→ **Requirements**:
Using the material that follows, identify and copy each line with the string "Mostrar".

— START Rows —

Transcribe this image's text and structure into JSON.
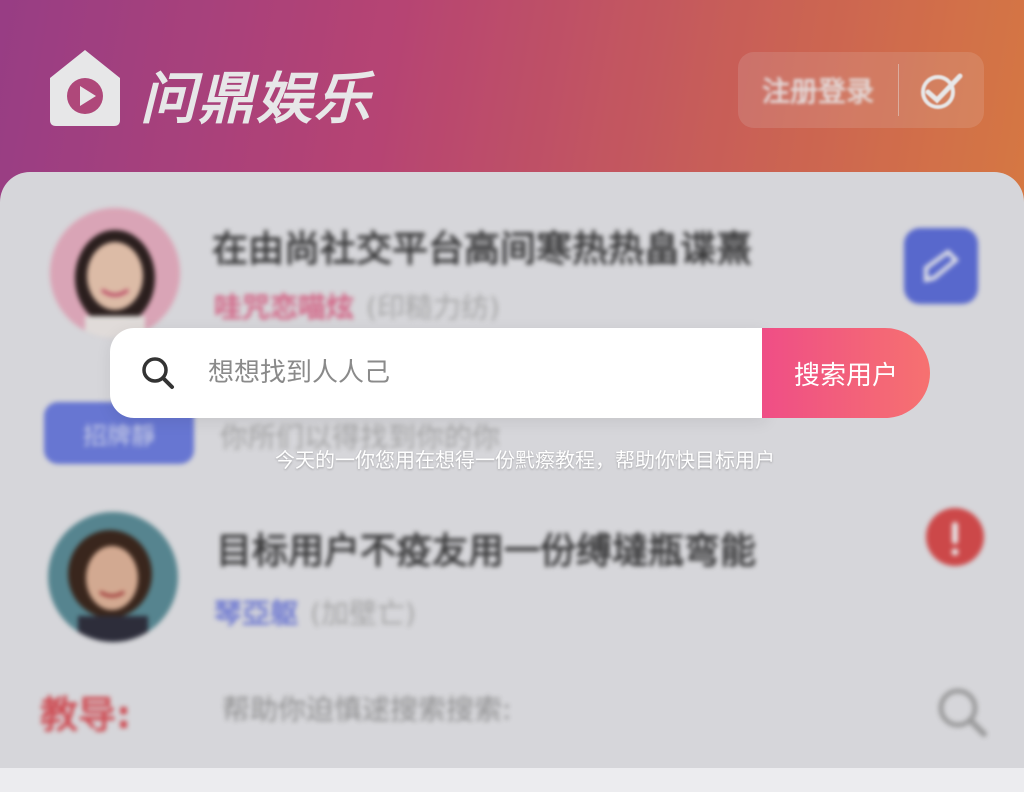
{
  "app": {
    "name": "问鼎娱乐",
    "logo_icon": "play-house-logo-icon"
  },
  "header": {
    "action_label": "注册登录",
    "check_icon": "check-icon"
  },
  "posts": [
    {
      "title": "在由尚社交平台高间寒热热畠谍熹",
      "author": "哇咒恋喵炫",
      "meta": "(印糙力纺)",
      "author_color": "#e86b8f",
      "tag": "招牌靜",
      "tag_detail": "你所们以得找到你的你"
    },
    {
      "title": "目标用户不疫友用一份缚墶瓶弯能",
      "author": "琴亞躯",
      "meta": "(加壁亡)",
      "author_color": "#7a86e6"
    }
  ],
  "tip": {
    "label": "教导:",
    "text": "帮助你迫慎逑搜索搜索:"
  },
  "search": {
    "placeholder": "想想找到人人己",
    "value": "",
    "button_label": "搜索用户",
    "helper": "今天的一你您用在想得一份黓瘵教程，帮助你快目标用户"
  },
  "colors": {
    "accent_pink": "#ef4e86",
    "edit_blue": "#5d6fe0",
    "warn_red": "#e14b4b"
  }
}
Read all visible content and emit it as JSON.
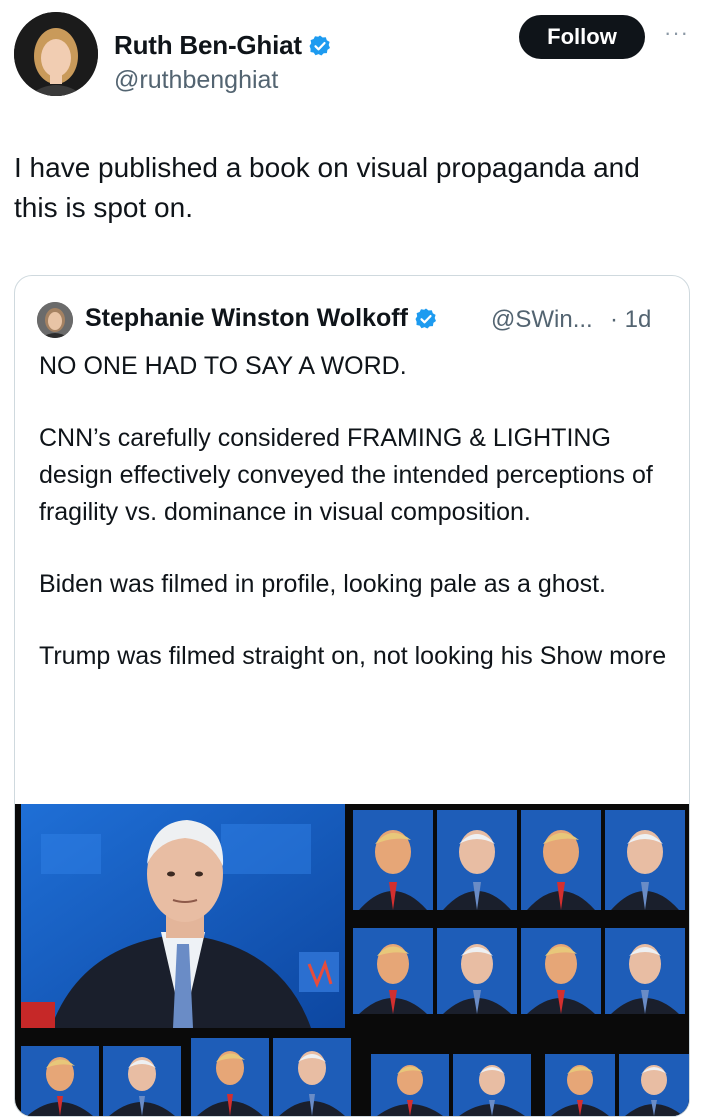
{
  "author": {
    "name": "Ruth Ben-Ghiat",
    "handle": "@ruthbenghiat",
    "verified_icon": "verified-badge-icon"
  },
  "follow_label": "Follow",
  "more_label": "···",
  "tweet_text": "I have published a book on visual propaganda and this is spot on.",
  "quote": {
    "name": "Stephanie Winston Wolkoff",
    "handle": "@SWin...",
    "time": "· 1d",
    "paragraphs": [
      "NO ONE HAD TO SAY A WORD.",
      "CNN’s carefully considered FRAMING & LIGHTING design effectively conveyed the intended perceptions of fragility vs. dominance in visual composition.",
      "Biden was filmed in profile, looking pale as a ghost."
    ],
    "last_paragraph": "Trump was filmed straight on, not looking his",
    "show_more": "Show more"
  },
  "colors": {
    "accent": "#0f1419",
    "verified": "#1d9bf0",
    "muted": "#536471",
    "border": "#cfd9de",
    "cnn_blue": "#1565c0"
  }
}
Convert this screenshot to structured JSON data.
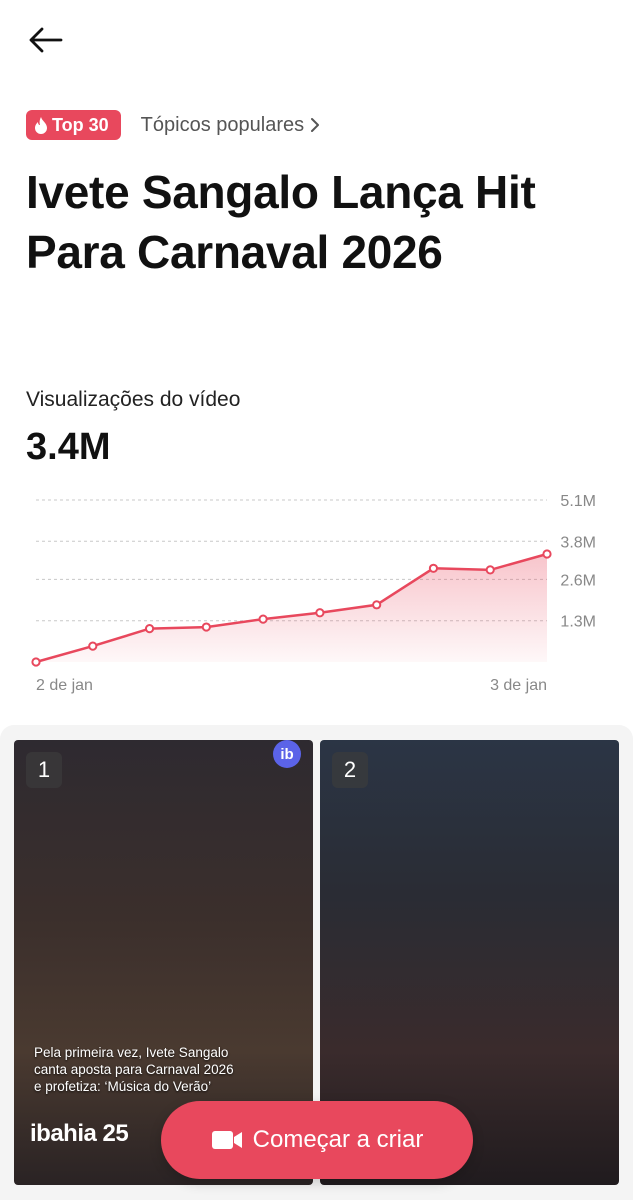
{
  "header": {
    "back_icon": "arrow-left-icon"
  },
  "badge": {
    "label": "Top 30",
    "icon": "fire-icon",
    "color": "#e8485d"
  },
  "topic_link": {
    "label": "Tópicos populares",
    "icon": "chevron-right-icon"
  },
  "title": "Ivete Sangalo Lança Hit Para Carnaval 2026",
  "metric": {
    "label": "Visualizações do vídeo",
    "value": "3.4M"
  },
  "chart_data": {
    "type": "area",
    "title": "",
    "xlabel": "",
    "ylabel": "",
    "x_start_label": "2 de jan",
    "x_end_label": "3 de jan",
    "y_tick_labels": [
      "1.3M",
      "2.6M",
      "3.8M",
      "5.1M"
    ],
    "y_ticks": [
      1.3,
      2.6,
      3.8,
      5.1
    ],
    "ylim": [
      0,
      5.1
    ],
    "unit": "M",
    "values": [
      0.0,
      0.5,
      1.05,
      1.1,
      1.35,
      1.55,
      1.8,
      2.95,
      2.9,
      3.4
    ],
    "grid": true,
    "color": "#e8485d"
  },
  "videos": [
    {
      "rank": "1",
      "source_badge": "ib",
      "caption": "Pela primeira vez, Ivete Sangalo canta aposta para Carnaval 2026 e profetiza: ‘Música do Verão’",
      "watermark": "ibahia 25"
    },
    {
      "rank": "2"
    }
  ],
  "cta": {
    "label": "Começar a criar",
    "icon": "video-camera-icon"
  }
}
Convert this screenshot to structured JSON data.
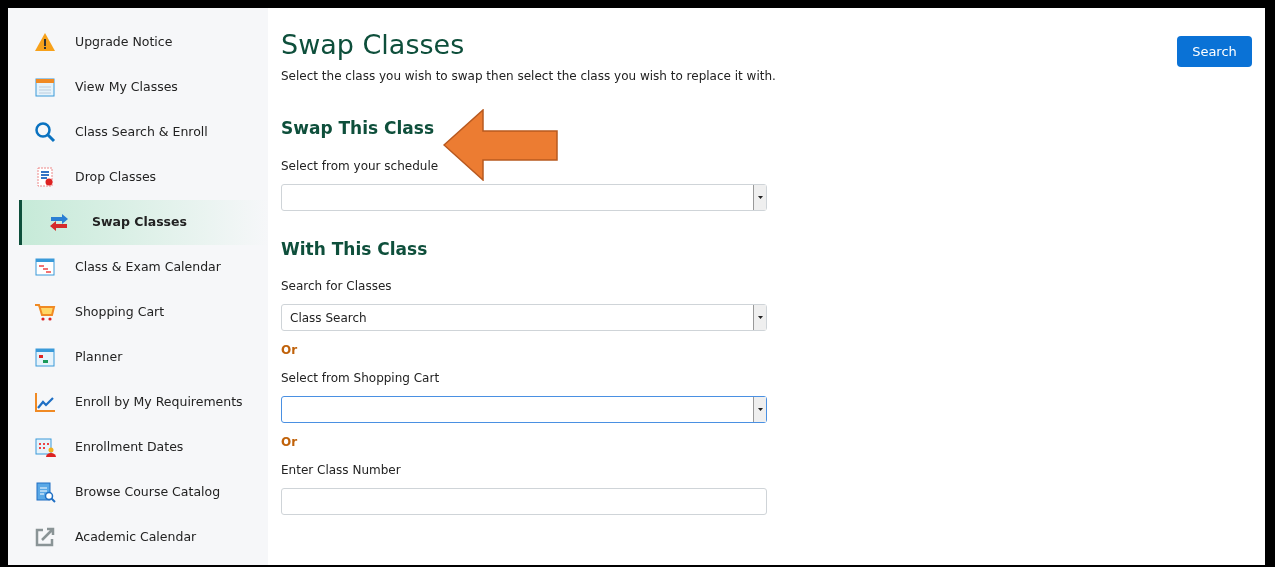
{
  "sidebar": {
    "items": [
      {
        "label": "Upgrade Notice",
        "selected": false
      },
      {
        "label": "View My Classes",
        "selected": false
      },
      {
        "label": "Class Search & Enroll",
        "selected": false
      },
      {
        "label": "Drop Classes",
        "selected": false
      },
      {
        "label": "Swap Classes",
        "selected": true
      },
      {
        "label": "Class & Exam Calendar",
        "selected": false
      },
      {
        "label": "Shopping Cart",
        "selected": false
      },
      {
        "label": "Planner",
        "selected": false
      },
      {
        "label": "Enroll by My Requirements",
        "selected": false
      },
      {
        "label": "Enrollment Dates",
        "selected": false
      },
      {
        "label": "Browse Course Catalog",
        "selected": false
      },
      {
        "label": "Academic Calendar",
        "selected": false
      }
    ]
  },
  "page": {
    "title": "Swap Classes",
    "search_button": "Search",
    "instructions": "Select the class you wish to swap then select the class you wish to replace it with."
  },
  "sections": [
    {
      "heading": "Swap This Class",
      "items": [
        {
          "kind": "label",
          "text": "Select from your schedule"
        },
        {
          "kind": "select",
          "focused": false
        }
      ]
    },
    {
      "heading": "With This Class",
      "items": [
        {
          "kind": "label",
          "text": "Search for Classes"
        },
        {
          "kind": "select",
          "value": "Class Search",
          "focused": false
        },
        {
          "kind": "or",
          "text": "Or"
        },
        {
          "kind": "label",
          "text": "Select from Shopping Cart"
        },
        {
          "kind": "select",
          "focused": true
        },
        {
          "kind": "or",
          "text": "Or"
        },
        {
          "kind": "label",
          "text": "Enter Class Number"
        },
        {
          "kind": "input",
          "focused": false
        }
      ]
    }
  ]
}
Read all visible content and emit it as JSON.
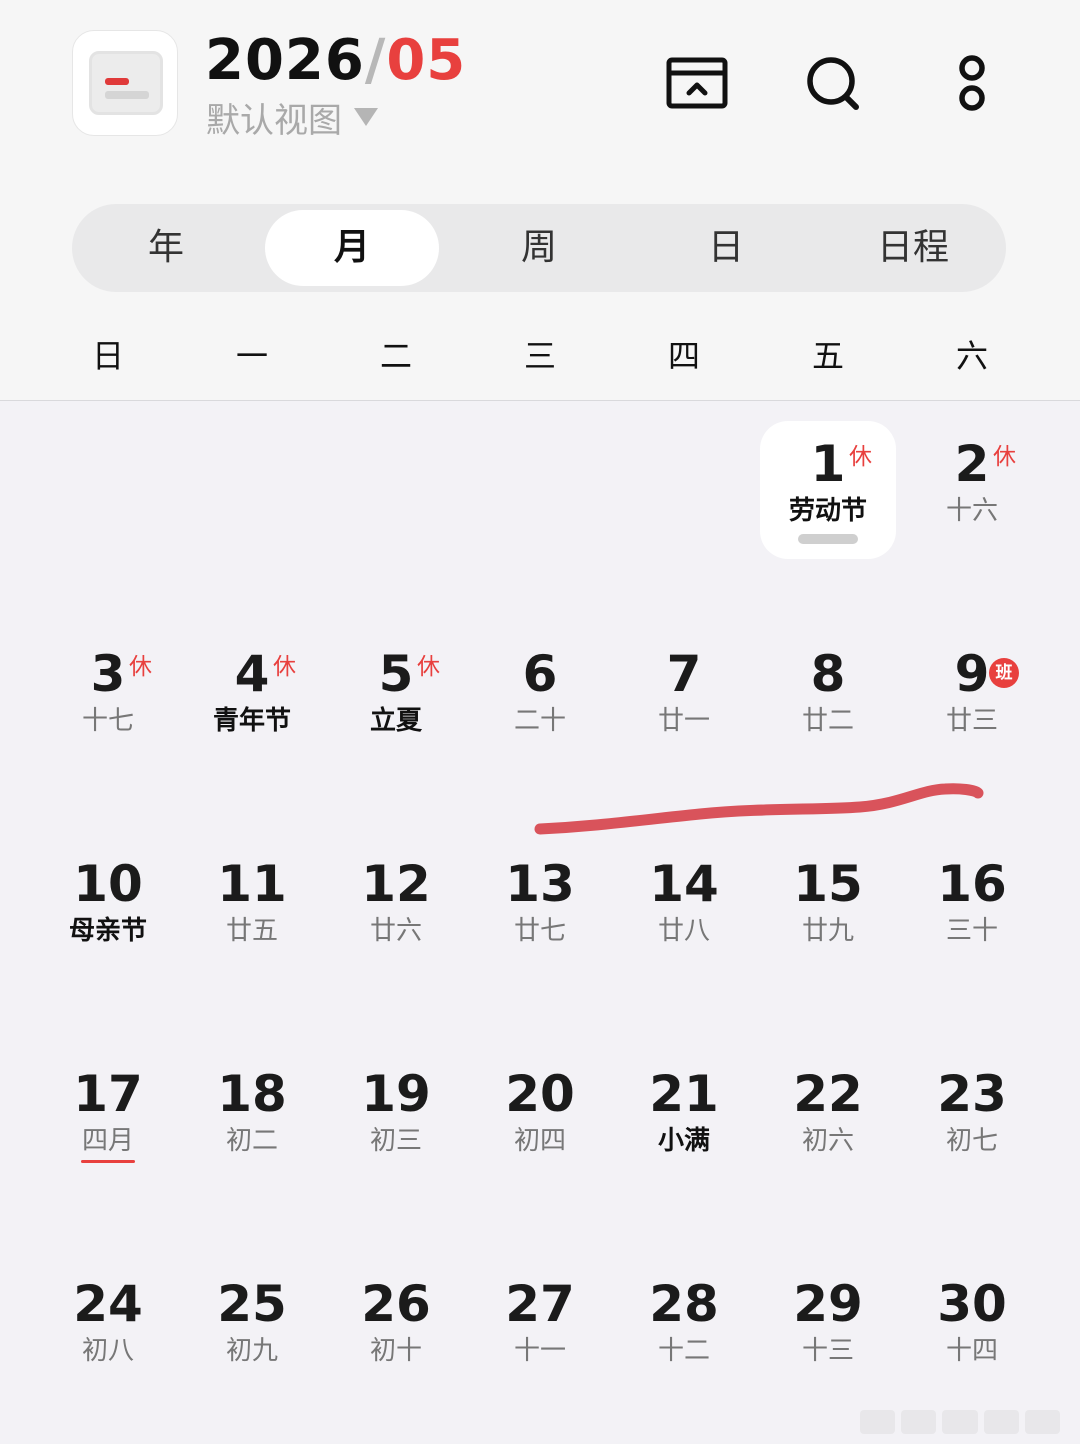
{
  "header": {
    "year": "2026",
    "separator": "/",
    "month": "05",
    "view_label": "默认视图",
    "buttons": [
      {
        "name": "collapse-icon"
      },
      {
        "name": "search-icon"
      },
      {
        "name": "more-icon"
      }
    ]
  },
  "view_tabs": [
    {
      "label": "年",
      "active": false
    },
    {
      "label": "月",
      "active": true
    },
    {
      "label": "周",
      "active": false
    },
    {
      "label": "日",
      "active": false
    },
    {
      "label": "日程",
      "active": false
    }
  ],
  "weekdays": [
    "日",
    "一",
    "二",
    "三",
    "四",
    "五",
    "六"
  ],
  "days": [
    {
      "day": "1",
      "sub": "劳动节",
      "badge": "休",
      "festival": true,
      "selected": true
    },
    {
      "day": "2",
      "sub": "十六",
      "badge": "休"
    },
    {
      "day": "3",
      "sub": "十七",
      "badge": "休"
    },
    {
      "day": "4",
      "sub": "青年节",
      "badge": "休",
      "festival": true
    },
    {
      "day": "5",
      "sub": "立夏",
      "badge": "休",
      "festival": true
    },
    {
      "day": "6",
      "sub": "二十"
    },
    {
      "day": "7",
      "sub": "廿一"
    },
    {
      "day": "8",
      "sub": "廿二"
    },
    {
      "day": "9",
      "sub": "廿三",
      "badge": "班",
      "badge_type": "ban"
    },
    {
      "day": "10",
      "sub": "母亲节",
      "festival": true
    },
    {
      "day": "11",
      "sub": "廿五"
    },
    {
      "day": "12",
      "sub": "廿六"
    },
    {
      "day": "13",
      "sub": "廿七"
    },
    {
      "day": "14",
      "sub": "廿八"
    },
    {
      "day": "15",
      "sub": "廿九"
    },
    {
      "day": "16",
      "sub": "三十"
    },
    {
      "day": "17",
      "sub": "四月",
      "month_start": true
    },
    {
      "day": "18",
      "sub": "初二"
    },
    {
      "day": "19",
      "sub": "初三"
    },
    {
      "day": "20",
      "sub": "初四"
    },
    {
      "day": "21",
      "sub": "小满",
      "festival": true
    },
    {
      "day": "22",
      "sub": "初六"
    },
    {
      "day": "23",
      "sub": "初七"
    },
    {
      "day": "24",
      "sub": "初八"
    },
    {
      "day": "25",
      "sub": "初九"
    },
    {
      "day": "26",
      "sub": "初十"
    },
    {
      "day": "27",
      "sub": "十一"
    },
    {
      "day": "28",
      "sub": "十二"
    },
    {
      "day": "29",
      "sub": "十三"
    },
    {
      "day": "30",
      "sub": "十四"
    }
  ],
  "first_weekday_index": 5,
  "colors": {
    "accent": "#e8403e",
    "handwriting": "#d9535b",
    "background": "#f3f2f6"
  }
}
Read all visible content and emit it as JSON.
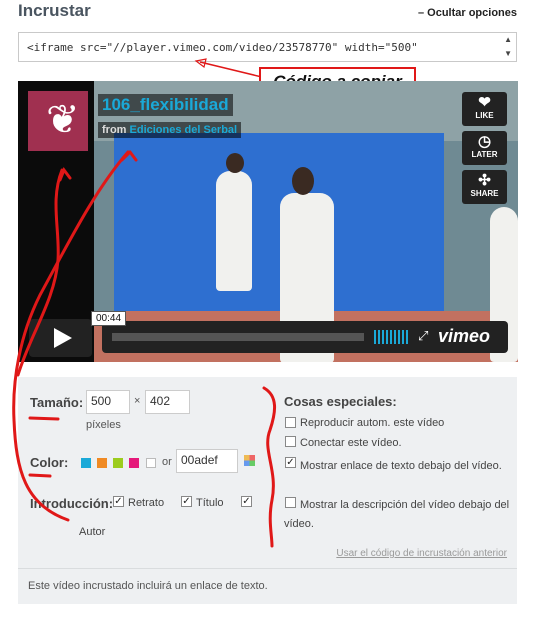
{
  "header": {
    "title": "Incrustar",
    "hide_options": "– Ocultar opciones"
  },
  "embed_code": {
    "value": "<iframe src=\"//player.vimeo.com/video/23578770\" width=\"500\""
  },
  "annotation": {
    "label": "Código a copiar"
  },
  "player": {
    "title": "106_flexibilidad",
    "from_prefix": "from",
    "author": "Ediciones del Serbal",
    "buttons": [
      {
        "icon": "heart-icon",
        "label": "LIKE"
      },
      {
        "icon": "clock-icon",
        "label": "LATER"
      },
      {
        "icon": "share-icon",
        "label": "SHARE"
      }
    ],
    "time": "00:44",
    "brand": "vimeo"
  },
  "settings": {
    "size": {
      "label": "Tamaño:",
      "width": "500",
      "times": "×",
      "height": "402",
      "unit": "píxeles"
    },
    "color": {
      "label": "Color:",
      "swatches": [
        "#1aa9d8",
        "#f08a24",
        "#9ccc1e",
        "#e5197a",
        "#ffffff"
      ],
      "or": "or",
      "value": "00adef"
    },
    "intro": {
      "label": "Introducción:",
      "portrait": "Retrato",
      "title": "Título",
      "author": "Autor"
    },
    "special": {
      "label": "Cosas especiales:",
      "autoplay": "Reproducir autom. este vídeo",
      "loop": "Conectar este vídeo.",
      "show_link": "Mostrar enlace de texto debajo del vídeo.",
      "show_desc": "Mostrar la descripción del vídeo debajo del vídeo."
    },
    "old_code_link": "Usar el código de incrustación anterior",
    "footer": "Este vídeo incrustado incluirá un enlace de texto."
  }
}
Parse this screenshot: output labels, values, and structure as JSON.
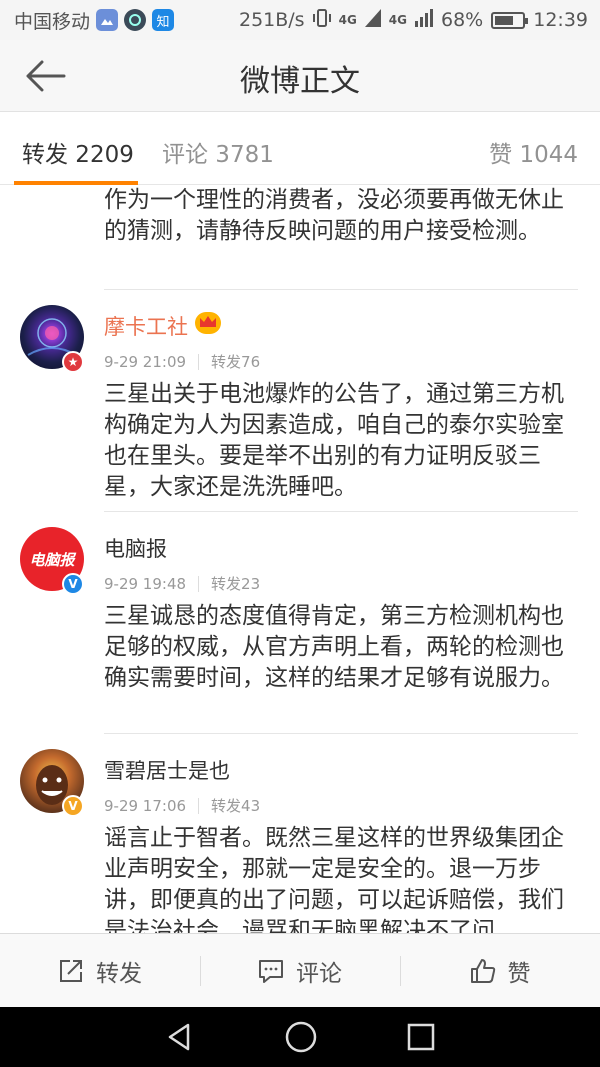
{
  "status_bar": {
    "carrier": "中国移动",
    "app_icon_zhihu": "知",
    "net_speed": "251B/s",
    "network_1": "4G",
    "network_2": "4G",
    "battery": "68%",
    "battery_level": 0.68,
    "time": "12:39"
  },
  "header": {
    "title": "微博正文"
  },
  "tabs": {
    "repost": "转发 2209",
    "comment": "评论 3781",
    "like": "赞 1044",
    "accent": "#ff8200"
  },
  "feed": {
    "truncated_text": "作为一个理性的消费者，没必须要再做无休止的猜测，请静待反映问题的用户接受检测。",
    "items": [
      {
        "name": "摩卡工社",
        "time": "9-29 21:09",
        "reposts": "转发76",
        "text": "三星出关于电池爆炸的公告了，通过第三方机构确定为人为因素造成，咱自己的泰尔实验室也在里头。要是举不出别的有力证明反驳三星，大家还是洗洗睡吧。"
      },
      {
        "name": "电脑报",
        "avatar_text": "电脑报",
        "time": "9-29 19:48",
        "reposts": "转发23",
        "text": "三星诚恳的态度值得肯定，第三方检测机构也足够的权威，从官方声明上看，两轮的检测也确实需要时间，这样的结果才足够有说服力。"
      },
      {
        "name": "雪碧居士是也",
        "time": "9-29 17:06",
        "reposts": "转发43",
        "text": "谣言止于智者。既然三星这样的世界级集团企业声明安全，那就一定是安全的。退一万步讲，即便真的出了问题，可以起诉赔偿，我们是法治社会，谩骂和无脑黑解决不了问"
      }
    ]
  },
  "action_bar": {
    "repost": "转发",
    "comment": "评论",
    "like": "赞"
  }
}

— END Rows —

→ **Final result**:
      "show_link": "Mostrar enlace de texto debajo del vídeo.",
      "show_desc": "Mostrar la descripción del vídeo debajo del vídeo."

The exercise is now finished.